Records from a dataset:
start
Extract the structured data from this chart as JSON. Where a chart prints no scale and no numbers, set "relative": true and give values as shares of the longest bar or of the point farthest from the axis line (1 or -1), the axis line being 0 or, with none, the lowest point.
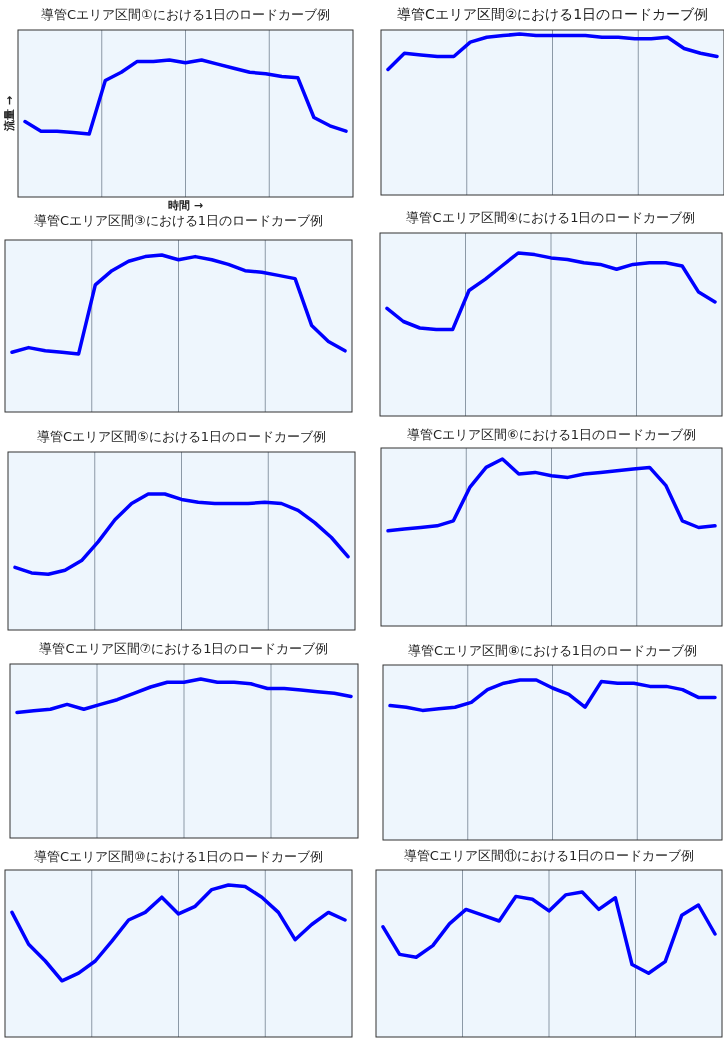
{
  "chart_data": [
    {
      "type": "line",
      "title": "導管Cエリア区間①における1日のロードカーブ例",
      "xlabel": "時間 →",
      "ylabel": "流量 →",
      "relative": true,
      "grid": "x",
      "color": "#0000ff",
      "categories": [
        null,
        null,
        null,
        null,
        null,
        null,
        null,
        null,
        null,
        null,
        null,
        null,
        null,
        null,
        null,
        null,
        null,
        null,
        null,
        null,
        null
      ],
      "values": [
        0.55,
        0.48,
        0.48,
        0.47,
        0.46,
        0.85,
        0.91,
        0.99,
        0.99,
        1.0,
        0.98,
        1.0,
        0.97,
        0.94,
        0.91,
        0.9,
        0.88,
        0.87,
        0.58,
        0.52,
        0.48
      ]
    },
    {
      "type": "line",
      "title": "導管Cエリア区間②における1日のロードカーブ例",
      "relative": true,
      "grid": "x",
      "color": "#0000ff",
      "categories": [
        null,
        null,
        null,
        null,
        null,
        null,
        null,
        null,
        null,
        null,
        null,
        null,
        null,
        null,
        null,
        null,
        null,
        null,
        null,
        null,
        null
      ],
      "values": [
        0.78,
        0.88,
        0.87,
        0.86,
        0.86,
        0.95,
        0.98,
        0.99,
        1.0,
        0.99,
        0.99,
        0.99,
        0.99,
        0.98,
        0.98,
        0.97,
        0.97,
        0.98,
        0.91,
        0.88,
        0.86
      ]
    },
    {
      "type": "line",
      "title": "導管Cエリア区間③における1日のロードカーブ例",
      "relative": true,
      "grid": "x",
      "color": "#0000ff",
      "categories": [
        null,
        null,
        null,
        null,
        null,
        null,
        null,
        null,
        null,
        null,
        null,
        null,
        null,
        null,
        null,
        null,
        null,
        null,
        null,
        null,
        null
      ],
      "values": [
        0.38,
        0.41,
        0.39,
        0.38,
        0.37,
        0.81,
        0.9,
        0.96,
        0.99,
        1.0,
        0.97,
        0.99,
        0.97,
        0.94,
        0.9,
        0.89,
        0.87,
        0.85,
        0.55,
        0.45,
        0.39
      ]
    },
    {
      "type": "line",
      "title": "導管Cエリア区間④における1日のロードカーブ例",
      "relative": true,
      "grid": "x",
      "color": "#0000ff",
      "categories": [
        null,
        null,
        null,
        null,
        null,
        null,
        null,
        null,
        null,
        null,
        null,
        null,
        null,
        null,
        null,
        null,
        null,
        null,
        null,
        null,
        null
      ],
      "values": [
        0.66,
        0.58,
        0.54,
        0.53,
        0.53,
        0.77,
        0.84,
        0.92,
        1.0,
        0.99,
        0.97,
        0.96,
        0.94,
        0.93,
        0.9,
        0.93,
        0.94,
        0.94,
        0.92,
        0.76,
        0.7
      ]
    },
    {
      "type": "line",
      "title": "導管Cエリア区間⑤における1日のロードカーブ例",
      "relative": true,
      "grid": "x",
      "color": "#0000ff",
      "categories": [
        null,
        null,
        null,
        null,
        null,
        null,
        null,
        null,
        null,
        null,
        null,
        null,
        null,
        null,
        null,
        null,
        null,
        null,
        null,
        null,
        null
      ],
      "values": [
        0.46,
        0.42,
        0.41,
        0.44,
        0.51,
        0.65,
        0.81,
        0.93,
        1.0,
        1.0,
        0.96,
        0.94,
        0.93,
        0.93,
        0.93,
        0.94,
        0.93,
        0.88,
        0.79,
        0.68,
        0.54
      ]
    },
    {
      "type": "line",
      "title": "導管Cエリア区間⑥における1日のロードカーブ例",
      "relative": true,
      "grid": "x",
      "color": "#0000ff",
      "categories": [
        null,
        null,
        null,
        null,
        null,
        null,
        null,
        null,
        null,
        null,
        null,
        null,
        null,
        null,
        null,
        null,
        null,
        null,
        null,
        null,
        null
      ],
      "values": [
        0.57,
        0.58,
        0.59,
        0.6,
        0.63,
        0.83,
        0.95,
        1.0,
        0.91,
        0.92,
        0.9,
        0.89,
        0.91,
        0.92,
        0.93,
        0.94,
        0.95,
        0.84,
        0.63,
        0.59,
        0.6
      ]
    },
    {
      "type": "line",
      "title": "導管Cエリア区間⑦における1日のロードカーブ例",
      "relative": true,
      "grid": "x",
      "color": "#0000ff",
      "categories": [
        null,
        null,
        null,
        null,
        null,
        null,
        null,
        null,
        null,
        null,
        null,
        null,
        null,
        null,
        null,
        null,
        null,
        null,
        null,
        null,
        null
      ],
      "values": [
        0.79,
        0.8,
        0.81,
        0.84,
        0.81,
        0.84,
        0.87,
        0.91,
        0.95,
        0.98,
        0.98,
        1.0,
        0.98,
        0.98,
        0.97,
        0.94,
        0.94,
        0.93,
        0.92,
        0.91,
        0.89
      ]
    },
    {
      "type": "line",
      "title": "導管Cエリア区間⑧における1日のロードカーブ例",
      "relative": true,
      "grid": "x",
      "color": "#0000ff",
      "categories": [
        null,
        null,
        null,
        null,
        null,
        null,
        null,
        null,
        null,
        null,
        null,
        null,
        null,
        null,
        null,
        null,
        null,
        null,
        null,
        null,
        null
      ],
      "values": [
        0.84,
        0.83,
        0.81,
        0.82,
        0.83,
        0.86,
        0.94,
        0.98,
        1.0,
        1.0,
        0.95,
        0.91,
        0.83,
        0.99,
        0.98,
        0.98,
        0.96,
        0.96,
        0.94,
        0.89,
        0.89
      ]
    },
    {
      "type": "line",
      "title": "導管Cエリア区間⑩における1日のロードカーブ例",
      "relative": true,
      "grid": "x",
      "color": "#0000ff",
      "categories": [
        null,
        null,
        null,
        null,
        null,
        null,
        null,
        null,
        null,
        null,
        null,
        null,
        null,
        null,
        null,
        null,
        null,
        null,
        null,
        null,
        null
      ],
      "values": [
        0.82,
        0.61,
        0.5,
        0.37,
        0.42,
        0.5,
        0.63,
        0.77,
        0.82,
        0.92,
        0.81,
        0.86,
        0.97,
        1.0,
        0.99,
        0.92,
        0.82,
        0.64,
        0.74,
        0.82,
        0.77
      ]
    },
    {
      "type": "line",
      "title": "導管Cエリア区間⑪における1日のロードカーブ例",
      "relative": true,
      "grid": "x",
      "color": "#0000ff",
      "categories": [
        null,
        null,
        null,
        null,
        null,
        null,
        null,
        null,
        null,
        null,
        null,
        null,
        null,
        null,
        null,
        null,
        null,
        null,
        null,
        null,
        null
      ],
      "values": [
        0.76,
        0.57,
        0.55,
        0.63,
        0.78,
        0.88,
        0.84,
        0.8,
        0.97,
        0.95,
        0.87,
        0.98,
        1.0,
        0.88,
        0.96,
        0.5,
        0.44,
        0.52,
        0.84,
        0.91,
        0.71
      ]
    }
  ]
}
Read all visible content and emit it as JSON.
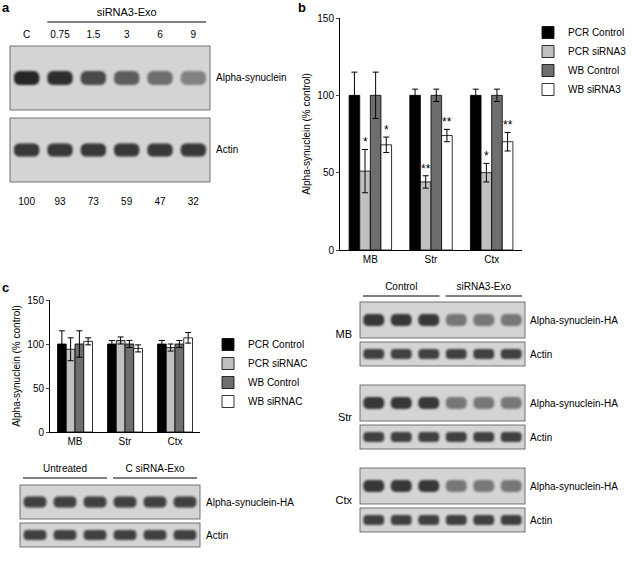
{
  "chart_data": [
    {
      "type": "bar",
      "panel_label": "b",
      "categories": [
        "MB",
        "Str",
        "Ctx"
      ],
      "y_label": "Alpha-synuclein (% control)",
      "ylim": [
        0,
        150
      ],
      "yticks": [
        0,
        50,
        100,
        150
      ],
      "legend": "right",
      "series": [
        {
          "name": "PCR Control",
          "color": "#000000",
          "values": [
            100,
            100,
            100
          ],
          "errors": [
            15,
            4,
            4
          ]
        },
        {
          "name": "PCR siRNA3",
          "color": "#c0c0c0",
          "values": [
            51,
            44,
            50
          ],
          "errors": [
            14,
            4,
            6
          ]
        },
        {
          "name": "WB Control",
          "color": "#6e6e6e",
          "values": [
            100,
            100,
            100
          ],
          "errors": [
            15,
            4,
            4
          ]
        },
        {
          "name": "WB siRNA3",
          "color": "#ffffff",
          "values": [
            68,
            74,
            70
          ],
          "errors": [
            5,
            4,
            6
          ]
        }
      ],
      "annotations": [
        {
          "text": "*",
          "category": "MB",
          "series": "PCR siRNA3"
        },
        {
          "text": "*",
          "category": "MB",
          "series": "WB siRNA3"
        },
        {
          "text": "**",
          "category": "Str",
          "series": "PCR siRNA3"
        },
        {
          "text": "**",
          "category": "Str",
          "series": "WB siRNA3"
        },
        {
          "text": "*",
          "category": "Ctx",
          "series": "PCR siRNA3"
        },
        {
          "text": "**",
          "category": "Ctx",
          "series": "WB siRNA3"
        }
      ]
    },
    {
      "type": "bar",
      "panel_label": "c",
      "categories": [
        "MB",
        "Str",
        "Ctx"
      ],
      "y_label": "Alpha-synuclein (% control)",
      "ylim": [
        0,
        150
      ],
      "yticks": [
        0,
        50,
        100,
        150
      ],
      "legend": "right",
      "series": [
        {
          "name": "PCR Control",
          "color": "#000000",
          "values": [
            100,
            100,
            100
          ],
          "errors": [
            15,
            4,
            4
          ]
        },
        {
          "name": "PCR siRNAC",
          "color": "#c0c0c0",
          "values": [
            94,
            104,
            96
          ],
          "errors": [
            13,
            4,
            4
          ]
        },
        {
          "name": "WB Control",
          "color": "#6e6e6e",
          "values": [
            100,
            100,
            100
          ],
          "errors": [
            15,
            4,
            4
          ]
        },
        {
          "name": "WB siRNAC",
          "color": "#ffffff",
          "values": [
            103,
            95,
            107
          ],
          "errors": [
            4,
            4,
            6
          ]
        }
      ],
      "annotations": []
    }
  ],
  "blot_a": {
    "panel_label": "a",
    "header": "siRNA3-Exo",
    "lanes": [
      "C",
      "0.75",
      "1.5",
      "3",
      "6",
      "9"
    ],
    "rows": [
      "Alpha-synuclein",
      "Actin"
    ],
    "band_values": [
      100,
      93,
      73,
      59,
      47,
      32
    ]
  },
  "blot_c_control": {
    "groups": [
      "Untreated",
      "C siRNA-Exo"
    ],
    "rows": [
      "Alpha-synuclein-HA",
      "Actin"
    ]
  },
  "blot_c_regions": {
    "groups": [
      "Control",
      "siRNA3-Exo"
    ],
    "regions": [
      "MB",
      "Str",
      "Ctx"
    ],
    "rows": [
      "Alpha-synuclein-HA",
      "Actin"
    ]
  }
}
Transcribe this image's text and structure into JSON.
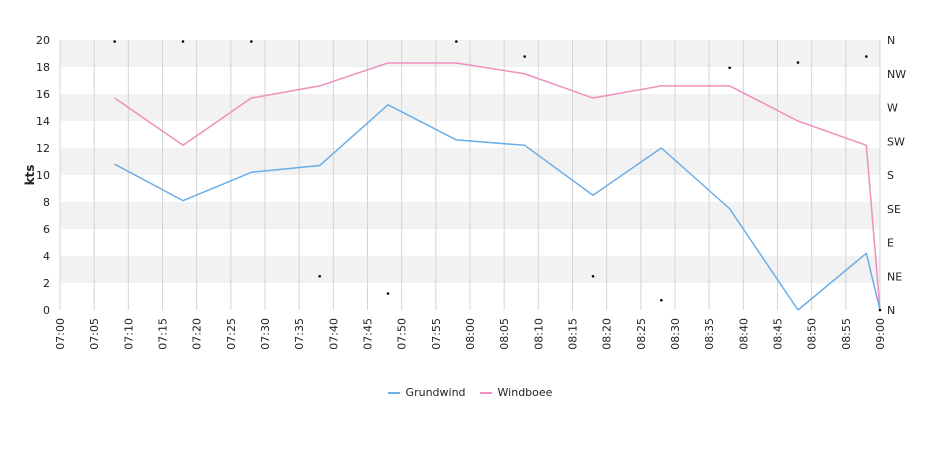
{
  "chart_data": {
    "type": "line",
    "ylabel": "kts",
    "ylim": [
      0,
      20
    ],
    "yticks": [
      "0",
      "2",
      "4",
      "6",
      "8",
      "10",
      "12",
      "14",
      "16",
      "18",
      "20"
    ],
    "xlim_minutes": [
      0,
      120
    ],
    "xticks": [
      "07:00",
      "07:05",
      "07:10",
      "07:15",
      "07:20",
      "07:25",
      "07:30",
      "07:35",
      "07:40",
      "07:45",
      "07:50",
      "07:55",
      "08:00",
      "08:05",
      "08:10",
      "08:15",
      "08:20",
      "08:25",
      "08:30",
      "08:35",
      "08:40",
      "08:45",
      "08:50",
      "08:55",
      "09:00"
    ],
    "x": [
      "07:08",
      "07:18",
      "07:28",
      "07:38",
      "07:48",
      "07:58",
      "08:08",
      "08:18",
      "08:28",
      "08:38",
      "08:48",
      "08:58",
      "09:00"
    ],
    "series": [
      {
        "name": "Grundwind",
        "color": "#6aaee8",
        "values": [
          10.8,
          8.1,
          10.2,
          10.7,
          15.2,
          12.6,
          12.2,
          8.5,
          12.0,
          7.5,
          0.0,
          4.2,
          0.0
        ]
      },
      {
        "name": "Windboee",
        "color": "#ef8fbd",
        "values": [
          15.7,
          12.2,
          15.7,
          16.6,
          18.3,
          18.3,
          17.5,
          15.7,
          16.6,
          16.6,
          14.0,
          12.2,
          0.0
        ]
      }
    ],
    "direction_axis": {
      "ticks": [
        "N",
        "NE",
        "E",
        "SE",
        "S",
        "SW",
        "W",
        "NW",
        "N"
      ],
      "x": [
        "07:08",
        "07:18",
        "07:28",
        "07:38",
        "07:48",
        "07:58",
        "08:08",
        "08:18",
        "08:28",
        "08:38",
        "08:48",
        "08:58",
        "09:00"
      ],
      "degrees": [
        358,
        358,
        358,
        45,
        22,
        358,
        338,
        45,
        13,
        323,
        330,
        338,
        0
      ]
    },
    "grid": true,
    "legend_position": "bottom-center"
  }
}
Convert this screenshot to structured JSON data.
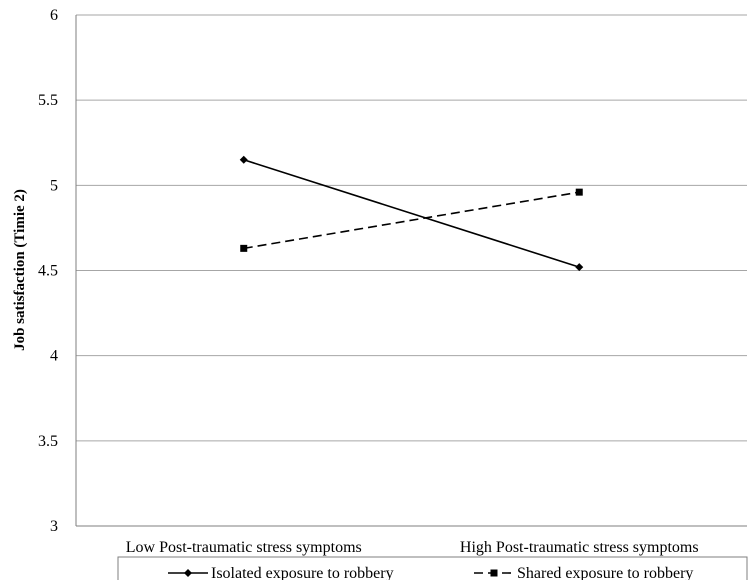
{
  "chart_data": {
    "type": "line",
    "title": "",
    "xlabel": "",
    "ylabel": "Job satisfaction (Timie 2)",
    "categories": [
      "Low Post-traumatic stress symptoms",
      "High Post-traumatic stress symptoms"
    ],
    "ylim": [
      3,
      6
    ],
    "yticks": [
      "3",
      "3.5",
      "4",
      "4.5",
      "5",
      "5.5",
      "6"
    ],
    "grid": true,
    "legend_position": "bottom",
    "series": [
      {
        "name": "Isolated exposure to robbery",
        "values": [
          5.15,
          4.52
        ],
        "line_style": "solid",
        "marker": "diamond",
        "color": "#000000"
      },
      {
        "name": "Shared exposure to robbery",
        "values": [
          4.63,
          4.96
        ],
        "line_style": "dashed",
        "marker": "square",
        "color": "#000000"
      }
    ]
  }
}
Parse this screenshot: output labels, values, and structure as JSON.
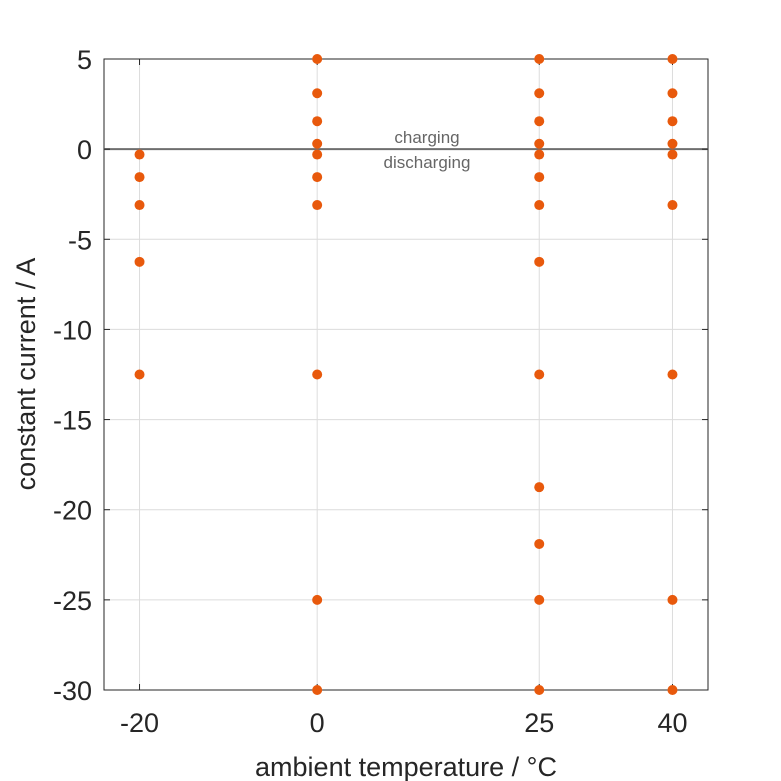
end
**Aim of the exercise**. Return every line of the preceding records in which the word "title" appears.

**Written answer**.
      "title": "導管Cエリア区間①における1日のロードカーブ例",
      "title": "導管Cエリア区間②における1日のロードカーブ例",
      "title": "導管Cエリア区間③における1日のロードカーブ例",
      "title": "導管Cエリア区間④における1日のロードカーブ例",
      "title": "導管Cエリア区間⑤における1日のロードカーブ例",
      "title": "導管Cエリア区間⑥における1日のロードカーブ例",
      "title": "導管Cエリア区間⑦における1日のロードカーブ例",
      "title": "導管Cエリア区間⑧における1日のロードカーブ例",
      "title": "導管Cエリア区間⑩における1日のロードカーブ例",
      "title": "導管Cエリア区間⑪における1日のロードカーブ例",
    "title": "",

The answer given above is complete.